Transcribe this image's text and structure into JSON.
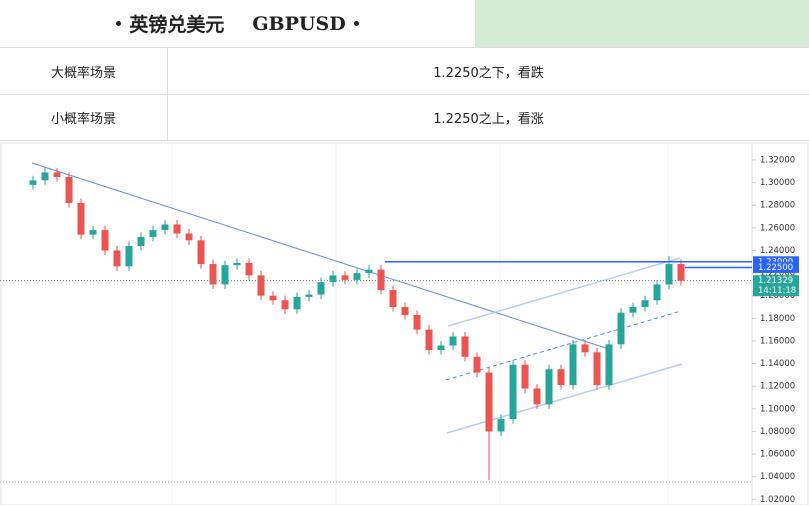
{
  "header": {
    "title": "英镑兑美元",
    "symbol": "GBPUSD"
  },
  "table": {
    "rows": [
      [
        "大概率场景",
        "1.2250之下，看跌"
      ],
      [
        "小概率场景",
        "1.2250之上，看涨"
      ]
    ]
  },
  "chart_data": {
    "type": "candlestick",
    "up_color": "#26a69a",
    "down_color": "#ef5350",
    "ylim": [
      1.015,
      1.335
    ],
    "yticks": [
      {
        "value": 1.02,
        "label": "1.02000"
      },
      {
        "value": 1.04,
        "label": "1.04000"
      },
      {
        "value": 1.06,
        "label": "1.06000"
      },
      {
        "value": 1.08,
        "label": "1.08000"
      },
      {
        "value": 1.1,
        "label": "1.10000"
      },
      {
        "value": 1.12,
        "label": "1.12000"
      },
      {
        "value": 1.14,
        "label": "1.14000"
      },
      {
        "value": 1.16,
        "label": "1.16000"
      },
      {
        "value": 1.18,
        "label": "1.18000"
      },
      {
        "value": 1.2,
        "label": "1.20000"
      },
      {
        "value": 1.22,
        "label": "1.22000"
      },
      {
        "value": 1.24,
        "label": "1.24000"
      },
      {
        "value": 1.26,
        "label": "1.26000"
      },
      {
        "value": 1.28,
        "label": "1.28000"
      },
      {
        "value": 1.3,
        "label": "1.30000"
      },
      {
        "value": 1.32,
        "label": "1.32000"
      }
    ],
    "open": [
      1.298,
      1.302,
      1.309,
      1.305,
      1.282,
      1.254,
      1.258,
      1.24,
      1.226,
      1.244,
      1.252,
      1.258,
      1.263,
      1.255,
      1.249,
      1.228,
      1.21,
      1.227,
      1.229,
      1.218,
      1.2,
      1.196,
      1.188,
      1.199,
      1.201,
      1.212,
      1.218,
      1.214,
      1.22,
      1.223,
      1.205,
      1.19,
      1.183,
      1.17,
      1.152,
      1.156,
      1.164,
      1.146,
      1.132,
      1.08,
      1.091,
      1.139,
      1.118,
      1.104,
      1.135,
      1.121,
      1.157,
      1.15,
      1.121,
      1.157,
      1.185,
      1.19,
      1.196,
      1.21,
      1.228
    ],
    "high": [
      1.306,
      1.313,
      1.313,
      1.309,
      1.286,
      1.262,
      1.262,
      1.244,
      1.248,
      1.256,
      1.262,
      1.267,
      1.267,
      1.259,
      1.253,
      1.232,
      1.231,
      1.233,
      1.233,
      1.222,
      1.204,
      1.2,
      1.203,
      1.205,
      1.216,
      1.222,
      1.222,
      1.224,
      1.227,
      1.227,
      1.209,
      1.194,
      1.187,
      1.174,
      1.16,
      1.168,
      1.168,
      1.15,
      1.136,
      1.095,
      1.143,
      1.143,
      1.122,
      1.139,
      1.139,
      1.161,
      1.161,
      1.154,
      1.161,
      1.189,
      1.194,
      1.2,
      1.214,
      1.235,
      1.232
    ],
    "low": [
      1.294,
      1.298,
      1.301,
      1.278,
      1.25,
      1.25,
      1.236,
      1.222,
      1.222,
      1.24,
      1.248,
      1.254,
      1.251,
      1.245,
      1.224,
      1.206,
      1.206,
      1.223,
      1.214,
      1.196,
      1.192,
      1.184,
      1.184,
      1.195,
      1.197,
      1.208,
      1.21,
      1.21,
      1.216,
      1.201,
      1.186,
      1.179,
      1.166,
      1.148,
      1.148,
      1.152,
      1.142,
      1.128,
      1.037,
      1.076,
      1.087,
      1.114,
      1.1,
      1.1,
      1.117,
      1.117,
      1.146,
      1.117,
      1.117,
      1.153,
      1.181,
      1.186,
      1.192,
      1.206,
      1.209
    ],
    "close": [
      1.302,
      1.309,
      1.305,
      1.282,
      1.254,
      1.258,
      1.24,
      1.226,
      1.244,
      1.252,
      1.258,
      1.263,
      1.255,
      1.249,
      1.228,
      1.21,
      1.227,
      1.229,
      1.218,
      1.2,
      1.196,
      1.188,
      1.199,
      1.201,
      1.212,
      1.218,
      1.214,
      1.22,
      1.223,
      1.205,
      1.19,
      1.183,
      1.17,
      1.152,
      1.156,
      1.164,
      1.146,
      1.132,
      1.08,
      1.091,
      1.139,
      1.118,
      1.104,
      1.135,
      1.121,
      1.157,
      1.15,
      1.121,
      1.157,
      1.185,
      1.19,
      1.196,
      1.21,
      1.228,
      1.21329
    ],
    "price_labels": [
      {
        "value": 1.23,
        "label": "1.23000",
        "color": "#2962ff"
      },
      {
        "value": 1.225,
        "label": "1.22500",
        "color": "#2962ff"
      }
    ],
    "last_price": {
      "value": 1.21329,
      "label": "1.21329",
      "time": "14:11:18",
      "color": "#26a69a"
    }
  }
}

--*--

■ **The problem**: Omit the pictures, and quote the material above exactly as given.

■ **Full solution**:
Transcribe this image's text and structure into JSON.
{
  "header": {
    "title": "英镑兑美元",
    "symbol": "GBPUSD"
  },
  "table": {
    "rows": [
      [
        "大概率场景",
        "1.2250之下，看跌"
      ],
      [
        "小概率场景",
        "1.2250之上，看涨"
      ]
    ]
  },
  "chart_data": {
    "type": "candlestick",
    "up_color": "#26a69a",
    "down_color": "#ef5350",
    "ylim": [
      1.015,
      1.335
    ],
    "yticks": [
      {
        "value": 1.02,
        "label": "1.02000"
      },
      {
        "value": 1.04,
        "label": "1.04000"
      },
      {
        "value": 1.06,
        "label": "1.06000"
      },
      {
        "value": 1.08,
        "label": "1.08000"
      },
      {
        "value": 1.1,
        "label": "1.10000"
      },
      {
        "value": 1.12,
        "label": "1.12000"
      },
      {
        "value": 1.14,
        "label": "1.14000"
      },
      {
        "value": 1.16,
        "label": "1.16000"
      },
      {
        "value": 1.18,
        "label": "1.18000"
      },
      {
        "value": 1.2,
        "label": "1.20000"
      },
      {
        "value": 1.22,
        "label": "1.22000"
      },
      {
        "value": 1.24,
        "label": "1.24000"
      },
      {
        "value": 1.26,
        "label": "1.26000"
      },
      {
        "value": 1.28,
        "label": "1.28000"
      },
      {
        "value": 1.3,
        "label": "1.30000"
      },
      {
        "value": 1.32,
        "label": "1.32000"
      }
    ],
    "open": [
      1.298,
      1.302,
      1.309,
      1.305,
      1.282,
      1.254,
      1.258,
      1.24,
      1.226,
      1.244,
      1.252,
      1.258,
      1.263,
      1.255,
      1.249,
      1.228,
      1.21,
      1.227,
      1.229,
      1.218,
      1.2,
      1.196,
      1.188,
      1.199,
      1.201,
      1.212,
      1.218,
      1.214,
      1.22,
      1.223,
      1.205,
      1.19,
      1.183,
      1.17,
      1.152,
      1.156,
      1.164,
      1.146,
      1.132,
      1.08,
      1.091,
      1.139,
      1.118,
      1.104,
      1.135,
      1.121,
      1.157,
      1.15,
      1.121,
      1.157,
      1.185,
      1.19,
      1.196,
      1.21,
      1.228
    ],
    "high": [
      1.306,
      1.313,
      1.313,
      1.309,
      1.286,
      1.262,
      1.262,
      1.244,
      1.248,
      1.256,
      1.262,
      1.267,
      1.267,
      1.259,
      1.253,
      1.232,
      1.231,
      1.233,
      1.233,
      1.222,
      1.204,
      1.2,
      1.203,
      1.205,
      1.216,
      1.222,
      1.222,
      1.224,
      1.227,
      1.227,
      1.209,
      1.194,
      1.187,
      1.174,
      1.16,
      1.168,
      1.168,
      1.15,
      1.136,
      1.095,
      1.143,
      1.143,
      1.122,
      1.139,
      1.139,
      1.161,
      1.161,
      1.154,
      1.161,
      1.189,
      1.194,
      1.2,
      1.214,
      1.235,
      1.232
    ],
    "low": [
      1.294,
      1.298,
      1.301,
      1.278,
      1.25,
      1.25,
      1.236,
      1.222,
      1.222,
      1.24,
      1.248,
      1.254,
      1.251,
      1.245,
      1.224,
      1.206,
      1.206,
      1.223,
      1.214,
      1.196,
      1.192,
      1.184,
      1.184,
      1.195,
      1.197,
      1.208,
      1.21,
      1.21,
      1.216,
      1.201,
      1.186,
      1.179,
      1.166,
      1.148,
      1.148,
      1.152,
      1.142,
      1.128,
      1.037,
      1.076,
      1.087,
      1.114,
      1.1,
      1.1,
      1.117,
      1.117,
      1.146,
      1.117,
      1.117,
      1.153,
      1.181,
      1.186,
      1.192,
      1.206,
      1.209
    ],
    "close": [
      1.302,
      1.309,
      1.305,
      1.282,
      1.254,
      1.258,
      1.24,
      1.226,
      1.244,
      1.252,
      1.258,
      1.263,
      1.255,
      1.249,
      1.228,
      1.21,
      1.227,
      1.229,
      1.218,
      1.2,
      1.196,
      1.188,
      1.199,
      1.201,
      1.212,
      1.218,
      1.214,
      1.22,
      1.223,
      1.205,
      1.19,
      1.183,
      1.17,
      1.152,
      1.156,
      1.164,
      1.146,
      1.132,
      1.08,
      1.091,
      1.139,
      1.118,
      1.104,
      1.135,
      1.121,
      1.157,
      1.15,
      1.121,
      1.157,
      1.185,
      1.19,
      1.196,
      1.21,
      1.228,
      1.21329
    ],
    "price_labels": [
      {
        "value": 1.23,
        "label": "1.23000",
        "color": "#2962ff"
      },
      {
        "value": 1.225,
        "label": "1.22500",
        "color": "#2962ff"
      }
    ],
    "last_price": {
      "value": 1.21329,
      "label": "1.21329",
      "time": "14:11:18",
      "color": "#26a69a"
    }
  }
}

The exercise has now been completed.